• YOUR GOAL:
Tally every line of the listing below that holds "subtitle", then give the tally alone.

• RECORDS FOR THE TASK:

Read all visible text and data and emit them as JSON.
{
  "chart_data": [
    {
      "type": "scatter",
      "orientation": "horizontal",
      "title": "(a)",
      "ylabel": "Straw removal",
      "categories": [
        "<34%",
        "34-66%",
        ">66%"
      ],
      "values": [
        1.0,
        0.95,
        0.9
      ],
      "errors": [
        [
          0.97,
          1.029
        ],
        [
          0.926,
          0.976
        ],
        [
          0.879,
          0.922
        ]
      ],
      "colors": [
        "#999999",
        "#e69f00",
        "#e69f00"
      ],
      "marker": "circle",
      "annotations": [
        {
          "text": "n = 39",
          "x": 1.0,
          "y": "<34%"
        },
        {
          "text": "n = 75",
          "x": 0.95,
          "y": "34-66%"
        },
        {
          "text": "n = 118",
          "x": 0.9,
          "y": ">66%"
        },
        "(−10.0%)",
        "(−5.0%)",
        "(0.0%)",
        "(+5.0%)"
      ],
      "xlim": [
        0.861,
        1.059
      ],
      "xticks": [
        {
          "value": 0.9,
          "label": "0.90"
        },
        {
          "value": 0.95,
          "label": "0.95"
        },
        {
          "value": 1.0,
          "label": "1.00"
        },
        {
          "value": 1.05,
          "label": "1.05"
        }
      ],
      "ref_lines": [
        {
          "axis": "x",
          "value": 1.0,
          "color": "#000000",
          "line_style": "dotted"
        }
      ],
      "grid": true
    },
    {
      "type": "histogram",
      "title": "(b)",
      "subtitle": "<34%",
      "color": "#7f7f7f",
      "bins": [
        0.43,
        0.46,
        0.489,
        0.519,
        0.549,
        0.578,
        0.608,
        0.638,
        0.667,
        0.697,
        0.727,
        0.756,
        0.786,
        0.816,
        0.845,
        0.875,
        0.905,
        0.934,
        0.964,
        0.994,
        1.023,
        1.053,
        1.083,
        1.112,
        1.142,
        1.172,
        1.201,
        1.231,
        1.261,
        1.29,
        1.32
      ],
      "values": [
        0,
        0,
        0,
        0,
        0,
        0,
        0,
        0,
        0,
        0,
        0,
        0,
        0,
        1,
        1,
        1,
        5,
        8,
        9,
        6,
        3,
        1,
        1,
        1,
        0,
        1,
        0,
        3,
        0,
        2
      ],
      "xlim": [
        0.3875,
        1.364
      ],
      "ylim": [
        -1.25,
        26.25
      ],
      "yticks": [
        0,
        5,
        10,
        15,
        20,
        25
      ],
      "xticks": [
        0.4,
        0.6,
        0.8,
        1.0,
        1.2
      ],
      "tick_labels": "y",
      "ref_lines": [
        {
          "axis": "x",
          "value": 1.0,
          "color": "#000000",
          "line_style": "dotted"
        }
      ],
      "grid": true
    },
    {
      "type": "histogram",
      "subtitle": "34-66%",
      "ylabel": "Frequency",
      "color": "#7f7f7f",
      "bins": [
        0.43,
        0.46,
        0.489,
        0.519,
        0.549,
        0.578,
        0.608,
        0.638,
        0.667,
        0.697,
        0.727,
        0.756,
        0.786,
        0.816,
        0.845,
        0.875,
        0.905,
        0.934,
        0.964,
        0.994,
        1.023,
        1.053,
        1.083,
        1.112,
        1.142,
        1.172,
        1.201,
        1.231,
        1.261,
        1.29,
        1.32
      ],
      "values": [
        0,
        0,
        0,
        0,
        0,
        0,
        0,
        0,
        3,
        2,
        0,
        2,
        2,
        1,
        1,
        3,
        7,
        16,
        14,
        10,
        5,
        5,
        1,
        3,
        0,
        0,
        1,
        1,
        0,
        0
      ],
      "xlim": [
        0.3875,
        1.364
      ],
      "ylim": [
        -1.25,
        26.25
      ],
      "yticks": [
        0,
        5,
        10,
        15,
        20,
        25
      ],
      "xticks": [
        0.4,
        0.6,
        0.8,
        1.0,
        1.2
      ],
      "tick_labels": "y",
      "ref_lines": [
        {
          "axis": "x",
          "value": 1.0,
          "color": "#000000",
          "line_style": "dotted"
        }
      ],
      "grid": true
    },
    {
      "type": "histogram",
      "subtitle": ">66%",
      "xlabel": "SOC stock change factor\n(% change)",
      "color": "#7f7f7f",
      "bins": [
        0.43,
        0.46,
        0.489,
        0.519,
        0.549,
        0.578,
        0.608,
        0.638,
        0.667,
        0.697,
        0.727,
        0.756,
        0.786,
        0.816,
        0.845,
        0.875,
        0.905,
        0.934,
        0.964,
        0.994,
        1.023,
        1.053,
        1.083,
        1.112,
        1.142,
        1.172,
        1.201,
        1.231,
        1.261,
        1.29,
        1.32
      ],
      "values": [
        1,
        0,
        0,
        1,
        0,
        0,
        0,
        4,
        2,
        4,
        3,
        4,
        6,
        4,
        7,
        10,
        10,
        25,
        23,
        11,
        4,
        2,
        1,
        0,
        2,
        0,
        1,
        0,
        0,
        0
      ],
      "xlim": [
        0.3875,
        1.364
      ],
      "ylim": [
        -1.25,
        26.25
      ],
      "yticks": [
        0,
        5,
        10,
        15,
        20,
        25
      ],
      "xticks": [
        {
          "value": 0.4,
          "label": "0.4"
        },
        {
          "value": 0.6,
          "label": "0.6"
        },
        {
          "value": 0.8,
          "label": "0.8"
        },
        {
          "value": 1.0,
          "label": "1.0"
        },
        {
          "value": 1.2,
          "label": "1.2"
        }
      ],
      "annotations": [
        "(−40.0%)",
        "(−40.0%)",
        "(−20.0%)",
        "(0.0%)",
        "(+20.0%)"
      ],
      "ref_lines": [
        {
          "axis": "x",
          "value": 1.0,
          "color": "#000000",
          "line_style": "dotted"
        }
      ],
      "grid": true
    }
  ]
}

• WORKED ANSWER:
3